TASK STATEMENT:
Copy each line with the word "axis" in it.
=======
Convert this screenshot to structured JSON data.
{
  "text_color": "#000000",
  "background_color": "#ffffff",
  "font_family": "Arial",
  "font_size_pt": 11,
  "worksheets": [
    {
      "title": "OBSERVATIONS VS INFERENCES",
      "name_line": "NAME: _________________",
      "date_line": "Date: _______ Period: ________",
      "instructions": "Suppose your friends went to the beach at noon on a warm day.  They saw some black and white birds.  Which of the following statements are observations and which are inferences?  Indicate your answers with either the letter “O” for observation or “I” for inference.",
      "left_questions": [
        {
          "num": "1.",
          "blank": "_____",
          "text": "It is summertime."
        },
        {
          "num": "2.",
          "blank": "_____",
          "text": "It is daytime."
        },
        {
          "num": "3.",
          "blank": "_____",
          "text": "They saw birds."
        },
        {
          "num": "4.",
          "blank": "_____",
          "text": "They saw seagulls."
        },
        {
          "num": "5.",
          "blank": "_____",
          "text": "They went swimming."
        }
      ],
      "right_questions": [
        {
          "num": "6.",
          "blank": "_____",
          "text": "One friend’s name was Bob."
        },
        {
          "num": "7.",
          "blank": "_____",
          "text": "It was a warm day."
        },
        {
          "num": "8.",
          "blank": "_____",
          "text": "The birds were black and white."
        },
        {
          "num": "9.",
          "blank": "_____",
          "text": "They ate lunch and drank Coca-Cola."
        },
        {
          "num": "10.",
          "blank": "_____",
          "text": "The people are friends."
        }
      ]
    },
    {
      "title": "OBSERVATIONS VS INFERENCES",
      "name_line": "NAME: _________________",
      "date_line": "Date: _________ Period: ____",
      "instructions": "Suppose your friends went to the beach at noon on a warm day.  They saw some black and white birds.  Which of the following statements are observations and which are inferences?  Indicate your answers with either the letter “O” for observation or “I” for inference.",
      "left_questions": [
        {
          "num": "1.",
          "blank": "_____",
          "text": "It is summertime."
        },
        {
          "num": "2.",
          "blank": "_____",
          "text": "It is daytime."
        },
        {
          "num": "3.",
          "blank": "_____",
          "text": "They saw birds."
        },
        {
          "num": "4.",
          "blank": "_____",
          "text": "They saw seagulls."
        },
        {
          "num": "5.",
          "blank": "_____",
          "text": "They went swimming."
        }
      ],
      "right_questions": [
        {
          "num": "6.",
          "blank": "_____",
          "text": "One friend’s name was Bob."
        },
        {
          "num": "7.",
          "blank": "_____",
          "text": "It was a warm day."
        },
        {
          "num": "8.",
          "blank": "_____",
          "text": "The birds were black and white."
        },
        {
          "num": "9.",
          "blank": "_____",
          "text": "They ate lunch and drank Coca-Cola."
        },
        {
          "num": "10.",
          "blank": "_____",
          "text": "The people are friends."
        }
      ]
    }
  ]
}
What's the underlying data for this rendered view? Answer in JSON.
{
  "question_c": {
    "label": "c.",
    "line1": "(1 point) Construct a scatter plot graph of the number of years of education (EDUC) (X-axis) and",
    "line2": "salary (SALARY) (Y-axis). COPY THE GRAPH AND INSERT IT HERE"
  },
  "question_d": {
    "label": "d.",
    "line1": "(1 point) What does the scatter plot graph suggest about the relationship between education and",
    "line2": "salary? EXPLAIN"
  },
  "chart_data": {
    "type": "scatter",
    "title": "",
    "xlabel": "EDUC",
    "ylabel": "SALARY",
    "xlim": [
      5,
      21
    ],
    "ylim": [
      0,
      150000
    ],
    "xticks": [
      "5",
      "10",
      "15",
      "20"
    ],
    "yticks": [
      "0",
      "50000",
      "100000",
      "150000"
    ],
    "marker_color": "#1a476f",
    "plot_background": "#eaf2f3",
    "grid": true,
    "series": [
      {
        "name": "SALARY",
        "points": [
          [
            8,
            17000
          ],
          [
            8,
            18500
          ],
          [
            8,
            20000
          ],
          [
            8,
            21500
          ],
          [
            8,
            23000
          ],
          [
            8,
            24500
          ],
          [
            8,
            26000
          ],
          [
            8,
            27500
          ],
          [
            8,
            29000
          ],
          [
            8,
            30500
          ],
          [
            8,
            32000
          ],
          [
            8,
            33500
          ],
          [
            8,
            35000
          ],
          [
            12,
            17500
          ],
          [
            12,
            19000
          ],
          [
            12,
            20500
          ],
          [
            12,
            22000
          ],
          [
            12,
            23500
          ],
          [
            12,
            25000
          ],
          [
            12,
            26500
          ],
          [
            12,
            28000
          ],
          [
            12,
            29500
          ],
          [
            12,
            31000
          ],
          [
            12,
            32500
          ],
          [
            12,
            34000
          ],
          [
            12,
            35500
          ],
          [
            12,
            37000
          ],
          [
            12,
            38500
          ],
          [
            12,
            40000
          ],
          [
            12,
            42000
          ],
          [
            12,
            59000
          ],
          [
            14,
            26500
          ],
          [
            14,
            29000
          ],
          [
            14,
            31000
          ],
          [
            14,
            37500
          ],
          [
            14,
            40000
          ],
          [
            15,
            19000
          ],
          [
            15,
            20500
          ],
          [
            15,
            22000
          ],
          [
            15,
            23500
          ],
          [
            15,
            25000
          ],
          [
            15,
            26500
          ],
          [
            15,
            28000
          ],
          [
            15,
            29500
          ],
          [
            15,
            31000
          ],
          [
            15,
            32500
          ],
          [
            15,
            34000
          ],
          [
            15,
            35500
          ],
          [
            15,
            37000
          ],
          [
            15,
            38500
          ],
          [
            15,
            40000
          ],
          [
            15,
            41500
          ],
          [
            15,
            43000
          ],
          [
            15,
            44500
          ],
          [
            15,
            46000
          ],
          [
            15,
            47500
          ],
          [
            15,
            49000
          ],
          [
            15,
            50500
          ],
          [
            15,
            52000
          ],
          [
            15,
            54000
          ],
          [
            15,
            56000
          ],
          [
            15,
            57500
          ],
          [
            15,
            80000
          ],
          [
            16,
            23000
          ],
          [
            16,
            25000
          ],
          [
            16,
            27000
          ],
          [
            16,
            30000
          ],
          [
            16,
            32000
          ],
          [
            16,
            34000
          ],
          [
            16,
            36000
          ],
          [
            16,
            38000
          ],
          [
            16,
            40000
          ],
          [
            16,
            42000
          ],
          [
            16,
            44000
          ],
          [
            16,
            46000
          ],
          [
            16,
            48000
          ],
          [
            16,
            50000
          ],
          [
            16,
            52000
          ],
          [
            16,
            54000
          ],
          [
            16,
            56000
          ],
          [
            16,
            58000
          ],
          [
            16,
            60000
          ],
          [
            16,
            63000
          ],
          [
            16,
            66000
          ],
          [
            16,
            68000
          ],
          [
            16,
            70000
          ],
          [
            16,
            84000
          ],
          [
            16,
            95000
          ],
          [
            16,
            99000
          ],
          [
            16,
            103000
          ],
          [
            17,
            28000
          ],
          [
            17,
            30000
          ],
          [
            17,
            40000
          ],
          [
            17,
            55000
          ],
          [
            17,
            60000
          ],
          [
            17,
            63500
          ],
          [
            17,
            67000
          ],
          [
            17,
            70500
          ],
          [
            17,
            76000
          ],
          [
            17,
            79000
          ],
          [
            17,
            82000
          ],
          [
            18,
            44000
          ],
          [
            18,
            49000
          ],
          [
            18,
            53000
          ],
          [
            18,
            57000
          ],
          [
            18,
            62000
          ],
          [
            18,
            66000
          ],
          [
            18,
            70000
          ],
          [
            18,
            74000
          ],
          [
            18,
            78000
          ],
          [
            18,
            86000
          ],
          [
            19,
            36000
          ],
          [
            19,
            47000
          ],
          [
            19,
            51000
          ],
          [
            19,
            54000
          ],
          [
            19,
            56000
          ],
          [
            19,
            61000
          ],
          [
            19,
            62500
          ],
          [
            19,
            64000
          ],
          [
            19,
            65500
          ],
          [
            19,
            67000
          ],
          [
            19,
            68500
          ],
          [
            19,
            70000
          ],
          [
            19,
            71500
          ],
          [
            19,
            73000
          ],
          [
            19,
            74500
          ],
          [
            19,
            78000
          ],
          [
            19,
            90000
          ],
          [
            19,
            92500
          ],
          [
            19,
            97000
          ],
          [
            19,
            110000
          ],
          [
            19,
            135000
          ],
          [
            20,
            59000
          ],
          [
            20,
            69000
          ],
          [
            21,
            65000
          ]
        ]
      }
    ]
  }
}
=======
ANSWER IN FULL:
    "line1": "(1 point) Construct a scatter plot graph of the number of years of education (EDUC) (X-axis) and",
    "line2": "salary (SALARY) (Y-axis). COPY THE GRAPH AND INSERT IT HERE"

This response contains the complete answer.